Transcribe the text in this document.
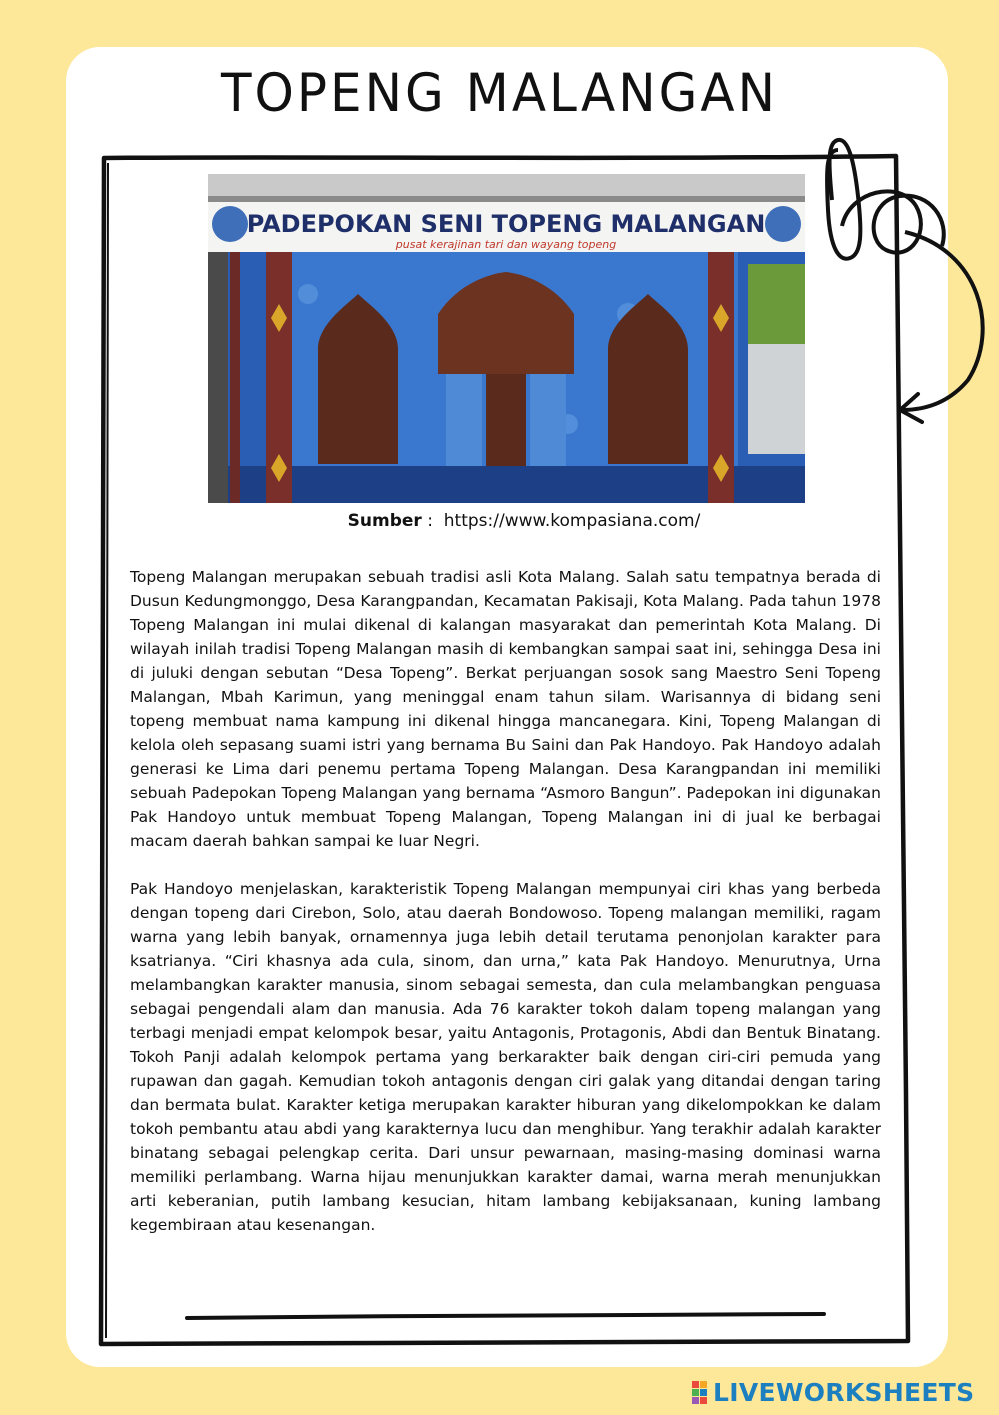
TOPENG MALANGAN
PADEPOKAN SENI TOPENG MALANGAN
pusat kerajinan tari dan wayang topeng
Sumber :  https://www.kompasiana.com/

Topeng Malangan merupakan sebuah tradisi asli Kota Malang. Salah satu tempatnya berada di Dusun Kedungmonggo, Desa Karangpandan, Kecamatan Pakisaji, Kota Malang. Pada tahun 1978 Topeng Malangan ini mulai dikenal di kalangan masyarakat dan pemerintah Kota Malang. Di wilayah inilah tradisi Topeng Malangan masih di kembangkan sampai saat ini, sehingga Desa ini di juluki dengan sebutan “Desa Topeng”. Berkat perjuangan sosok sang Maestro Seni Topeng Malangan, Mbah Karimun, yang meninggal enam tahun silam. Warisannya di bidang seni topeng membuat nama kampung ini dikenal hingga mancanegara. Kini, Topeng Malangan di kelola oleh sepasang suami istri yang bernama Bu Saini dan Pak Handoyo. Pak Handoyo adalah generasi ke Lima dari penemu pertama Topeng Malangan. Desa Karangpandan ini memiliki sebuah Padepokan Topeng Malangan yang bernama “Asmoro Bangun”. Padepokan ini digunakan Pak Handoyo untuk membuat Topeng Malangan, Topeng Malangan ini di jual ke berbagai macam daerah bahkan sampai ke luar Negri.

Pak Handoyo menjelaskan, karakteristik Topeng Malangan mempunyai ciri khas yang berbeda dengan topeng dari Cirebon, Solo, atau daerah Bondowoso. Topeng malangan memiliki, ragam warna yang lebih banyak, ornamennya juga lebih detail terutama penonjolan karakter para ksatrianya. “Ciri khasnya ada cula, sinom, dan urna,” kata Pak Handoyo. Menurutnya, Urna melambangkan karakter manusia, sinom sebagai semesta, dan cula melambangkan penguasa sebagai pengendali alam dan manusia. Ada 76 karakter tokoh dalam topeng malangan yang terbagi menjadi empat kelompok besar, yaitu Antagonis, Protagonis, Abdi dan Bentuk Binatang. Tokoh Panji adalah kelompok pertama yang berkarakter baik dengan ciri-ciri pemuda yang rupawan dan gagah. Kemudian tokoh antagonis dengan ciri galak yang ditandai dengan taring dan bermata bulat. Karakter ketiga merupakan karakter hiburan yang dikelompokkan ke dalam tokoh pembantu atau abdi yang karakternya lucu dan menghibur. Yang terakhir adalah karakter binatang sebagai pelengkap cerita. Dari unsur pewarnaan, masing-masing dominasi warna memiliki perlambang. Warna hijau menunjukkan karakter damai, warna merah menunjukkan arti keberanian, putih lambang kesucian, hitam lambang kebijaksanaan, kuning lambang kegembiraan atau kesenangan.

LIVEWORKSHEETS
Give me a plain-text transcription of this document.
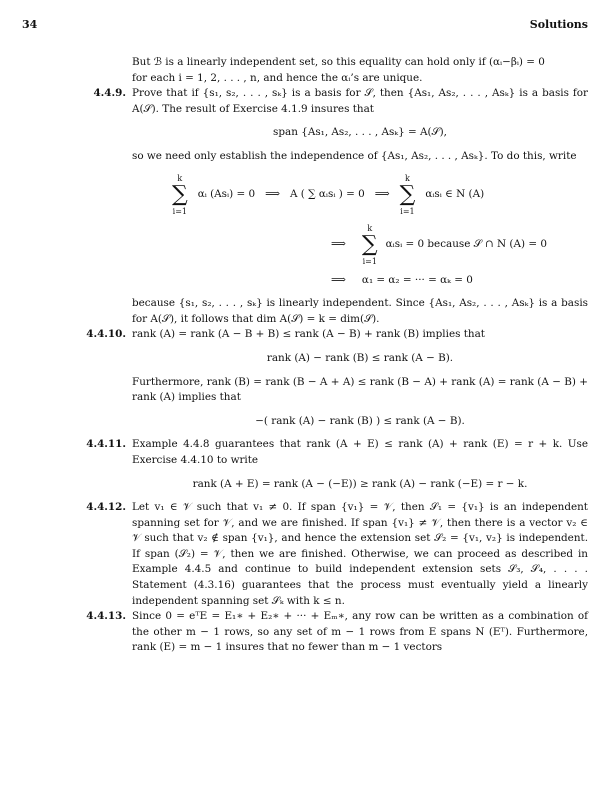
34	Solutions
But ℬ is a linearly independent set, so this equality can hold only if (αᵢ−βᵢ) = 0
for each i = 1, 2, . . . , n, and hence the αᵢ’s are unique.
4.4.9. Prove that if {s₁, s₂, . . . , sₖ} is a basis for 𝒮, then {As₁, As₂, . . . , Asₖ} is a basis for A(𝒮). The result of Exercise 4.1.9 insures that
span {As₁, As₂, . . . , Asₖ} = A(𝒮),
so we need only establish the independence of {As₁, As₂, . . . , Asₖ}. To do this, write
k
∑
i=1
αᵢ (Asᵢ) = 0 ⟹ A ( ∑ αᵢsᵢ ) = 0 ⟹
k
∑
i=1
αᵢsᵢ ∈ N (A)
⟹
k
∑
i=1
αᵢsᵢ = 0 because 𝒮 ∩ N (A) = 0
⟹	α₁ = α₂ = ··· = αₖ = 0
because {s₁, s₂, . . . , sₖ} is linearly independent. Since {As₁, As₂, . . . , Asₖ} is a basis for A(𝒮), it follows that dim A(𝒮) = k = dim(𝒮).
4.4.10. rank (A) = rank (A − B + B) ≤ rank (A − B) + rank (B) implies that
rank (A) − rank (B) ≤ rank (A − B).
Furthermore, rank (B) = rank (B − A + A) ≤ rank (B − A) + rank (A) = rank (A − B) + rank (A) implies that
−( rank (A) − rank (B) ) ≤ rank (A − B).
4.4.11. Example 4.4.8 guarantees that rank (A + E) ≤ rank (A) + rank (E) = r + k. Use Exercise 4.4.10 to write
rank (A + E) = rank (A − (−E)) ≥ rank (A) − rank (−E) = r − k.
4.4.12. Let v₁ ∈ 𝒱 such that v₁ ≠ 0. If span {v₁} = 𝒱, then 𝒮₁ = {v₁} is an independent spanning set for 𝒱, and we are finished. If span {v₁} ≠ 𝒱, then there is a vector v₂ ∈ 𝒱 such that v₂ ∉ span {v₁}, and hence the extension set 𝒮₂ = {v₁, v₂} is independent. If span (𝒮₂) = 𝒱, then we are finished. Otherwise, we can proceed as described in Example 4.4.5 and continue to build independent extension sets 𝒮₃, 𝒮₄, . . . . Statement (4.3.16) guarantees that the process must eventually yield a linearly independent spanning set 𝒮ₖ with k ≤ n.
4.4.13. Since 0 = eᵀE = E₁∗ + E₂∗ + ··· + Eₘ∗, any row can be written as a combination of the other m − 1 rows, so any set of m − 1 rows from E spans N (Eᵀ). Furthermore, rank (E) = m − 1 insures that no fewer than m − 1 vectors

════

◆ WRITTEN PROBLEM ◆
Do not copy the pictures, but repeat every line exactly.

◆ RESULT OF THIS TASK ◆
Transcribe the text in this document.
TOPENG MALANGAN
PADEPOKAN SENI TOPENG MALANGAN
pusat kerajinan tari dan wayang topeng
Sumber :  https://www.kompasiana.com/

Topeng Malangan merupakan sebuah tradisi asli Kota Malang. Salah satu tempatnya berada di Dusun Kedungmonggo, Desa Karangpandan, Kecamatan Pakisaji, Kota Malang. Pada tahun 1978 Topeng Malangan ini mulai dikenal di kalangan masyarakat dan pemerintah Kota Malang. Di wilayah inilah tradisi Topeng Malangan masih di kembangkan sampai saat ini, sehingga Desa ini di juluki dengan sebutan “Desa Topeng”. Berkat perjuangan sosok sang Maestro Seni Topeng Malangan, Mbah Karimun, yang meninggal enam tahun silam. Warisannya di bidang seni topeng membuat nama kampung ini dikenal hingga mancanegara. Kini, Topeng Malangan di kelola oleh sepasang suami istri yang bernama Bu Saini dan Pak Handoyo. Pak Handoyo adalah generasi ke Lima dari penemu pertama Topeng Malangan. Desa Karangpandan ini memiliki sebuah Padepokan Topeng Malangan yang bernama “Asmoro Bangun”. Padepokan ini digunakan Pak Handoyo untuk membuat Topeng Malangan, Topeng Malangan ini di jual ke berbagai macam daerah bahkan sampai ke luar Negri.

Pak Handoyo menjelaskan, karakteristik Topeng Malangan mempunyai ciri khas yang berbeda dengan topeng dari Cirebon, Solo, atau daerah Bondowoso. Topeng malangan memiliki, ragam warna yang lebih banyak, ornamennya juga lebih detail terutama penonjolan karakter para ksatrianya. “Ciri khasnya ada cula, sinom, dan urna,” kata Pak Handoyo. Menurutnya, Urna melambangkan karakter manusia, sinom sebagai semesta, dan cula melambangkan penguasa sebagai pengendali alam dan manusia. Ada 76 karakter tokoh dalam topeng malangan yang terbagi menjadi empat kelompok besar, yaitu Antagonis, Protagonis, Abdi dan Bentuk Binatang. Tokoh Panji adalah kelompok pertama yang berkarakter baik dengan ciri-ciri pemuda yang rupawan dan gagah. Kemudian tokoh antagonis dengan ciri galak yang ditandai dengan taring dan bermata bulat. Karakter ketiga merupakan karakter hiburan yang dikelompokkan ke dalam tokoh pembantu atau abdi yang karakternya lucu dan menghibur. Yang terakhir adalah karakter binatang sebagai pelengkap cerita. Dari unsur pewarnaan, masing-masing dominasi warna memiliki perlambang. Warna hijau menunjukkan karakter damai, warna merah menunjukkan arti keberanian, putih lambang kesucian, hitam lambang kebijaksanaan, kuning lambang kegembiraan atau kesenangan.

LIVEWORKSHEETS
Give me a plain-text transcription of this document.
34	Solutions
But ℬ is a linearly independent set, so this equality can hold only if (αᵢ−βᵢ) = 0
for each i = 1, 2, . . . , n, and hence the αᵢ’s are unique.
4.4.9. Prove that if {s₁, s₂, . . . , sₖ} is a basis for 𝒮, then {As₁, As₂, . . . , Asₖ} is a basis for A(𝒮). The result of Exercise 4.1.9 insures that
span {As₁, As₂, . . . , Asₖ} = A(𝒮),
so we need only establish the independence of {As₁, As₂, . . . , Asₖ}. To do this, write
k
∑
i=1
αᵢ (Asᵢ) = 0 ⟹ A ( ∑ αᵢsᵢ ) = 0 ⟹
k
∑
i=1
αᵢsᵢ ∈ N (A)
⟹
k
∑
i=1
αᵢsᵢ = 0 because 𝒮 ∩ N (A) = 0
⟹	α₁ = α₂ = ··· = αₖ = 0
because {s₁, s₂, . . . , sₖ} is linearly independent. Since {As₁, As₂, . . . , Asₖ} is a basis for A(𝒮), it follows that dim A(𝒮) = k = dim(𝒮).
4.4.10. rank (A) = rank (A − B + B) ≤ rank (A − B) + rank (B) implies that
rank (A) − rank (B) ≤ rank (A − B).
Furthermore, rank (B) = rank (B − A + A) ≤ rank (B − A) + rank (A) = rank (A − B) + rank (A) implies that
−( rank (A) − rank (B) ) ≤ rank (A − B).
4.4.11. Example 4.4.8 guarantees that rank (A + E) ≤ rank (A) + rank (E) = r + k. Use Exercise 4.4.10 to write
rank (A + E) = rank (A − (−E)) ≥ rank (A) − rank (−E) = r − k.
4.4.12. Let v₁ ∈ 𝒱 such that v₁ ≠ 0. If span {v₁} = 𝒱, then 𝒮₁ = {v₁} is an independent spanning set for 𝒱, and we are finished. If span {v₁} ≠ 𝒱, then there is a vector v₂ ∈ 𝒱 such that v₂ ∉ span {v₁}, and hence the extension set 𝒮₂ = {v₁, v₂} is independent. If span (𝒮₂) = 𝒱, then we are finished. Otherwise, we can proceed as described in Example 4.4.5 and continue to build independent extension sets 𝒮₃, 𝒮₄, . . . . Statement (4.3.16) guarantees that the process must eventually yield a linearly independent spanning set 𝒮ₖ with k ≤ n.
4.4.13. Since 0 = eᵀE = E₁∗ + E₂∗ + ··· + Eₘ∗, any row can be written as a combination of the other m − 1 rows, so any set of m − 1 rows from E spans N (Eᵀ). Furthermore, rank (E) = m − 1 insures that no fewer than m − 1 vectors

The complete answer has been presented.